What you will do - Tally the lines in the listing below that contain "aktif" and report the tally alone.

Extracted records -

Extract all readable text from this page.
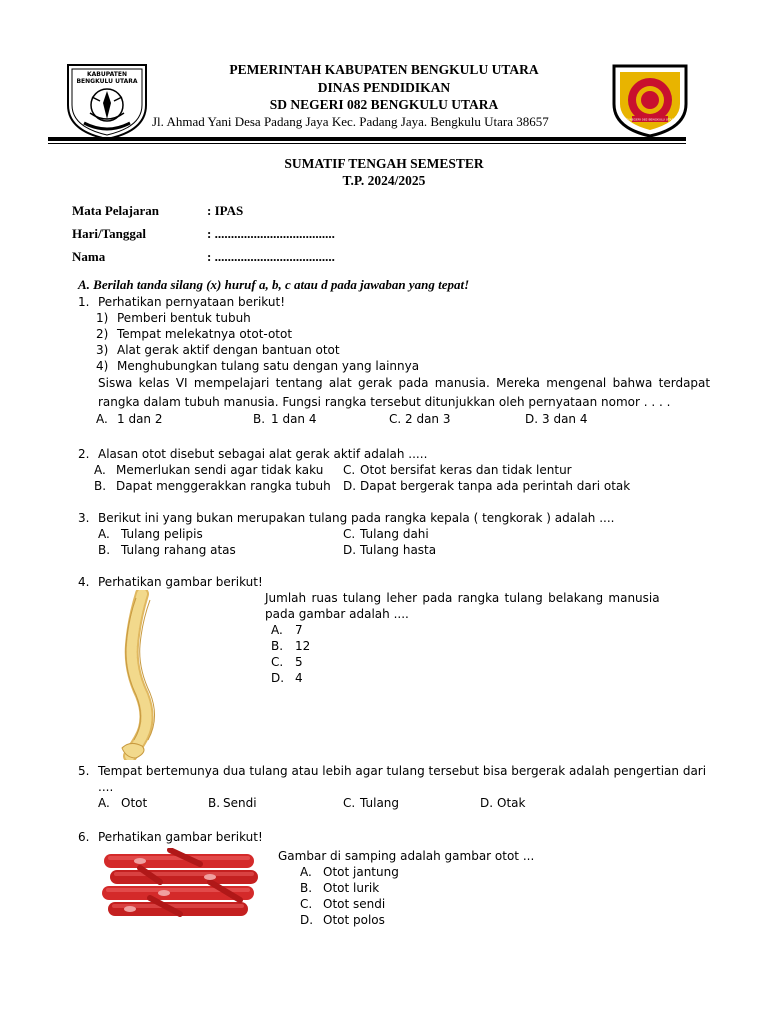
KABUPATEN
BENGKULU UTARA
SD NEGERI 082 BENGKULU UTARA
PEMERINTAH KABUPATEN BENGKULU UTARA
DINAS PENDIDIKAN
SD NEGERI 082 BENGKULU UTARA
Jl. Ahmad Yani Desa Padang Jaya Kec. Padang Jaya. Bengkulu Utara 38657
SUMATIF TENGAH SEMESTER
T.P. 2024/2025
Mata Pelajaran	: IPAS
Hari/Tanggal	: .....................................
Nama	: .....................................
A. Berilah tanda silang (x) huruf a, b, c atau d pada jawaban yang tepat!
1. Perhatikan pernyataan berikut!
1) Pemberi bentuk tubuh
2) Tempat melekatnya otot-otot
3) Alat gerak aktif dengan bantuan otot
4) Menghubungkan tulang satu dengan yang lainnya
Siswa kelas VI mempelajari tentang alat gerak pada manusia. Mereka mengenal bahwa terdapat
rangka dalam tubuh manusia. Fungsi rangka tersebut ditunjukkan oleh pernyataan nomor . . . .
A. 1 dan 2	B. 1 dan 4	C. 2 dan 3	D. 3 dan 4
2. Alasan otot disebut sebagai alat gerak aktif adalah .....
A. Memerlukan sendi agar tidak kaku C. Otot bersifat keras dan tidak lentur
B. Dapat menggerakkan rangka tubuh D. Dapat bergerak tanpa ada perintah dari otak
3. Berikut ini yang bukan merupakan tulang pada rangka kepala ( tengkorak ) adalah ....
A. Tulang pelipis	C. Tulang dahi
B. Tulang rahang atas	D. Tulang hasta
4. Perhatikan gambar berikut!
Jumlah ruas tulang leher pada rangka tulang belakang manusia
pada gambar adalah ....
A. 7
B. 12
C. 5
D. 4
5. Tempat bertemunya dua tulang atau lebih agar tulang tersebut bisa bergerak adalah pengertian dari
....
A. Otot	B. Sendi	C. Tulang	D. Otak
6. Perhatikan gambar berikut!
Gambar di samping adalah gambar otot ...
A. Otot jantung
B. Otot lurik
C. Otot sendi
D. Otot polos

Exercise response - 2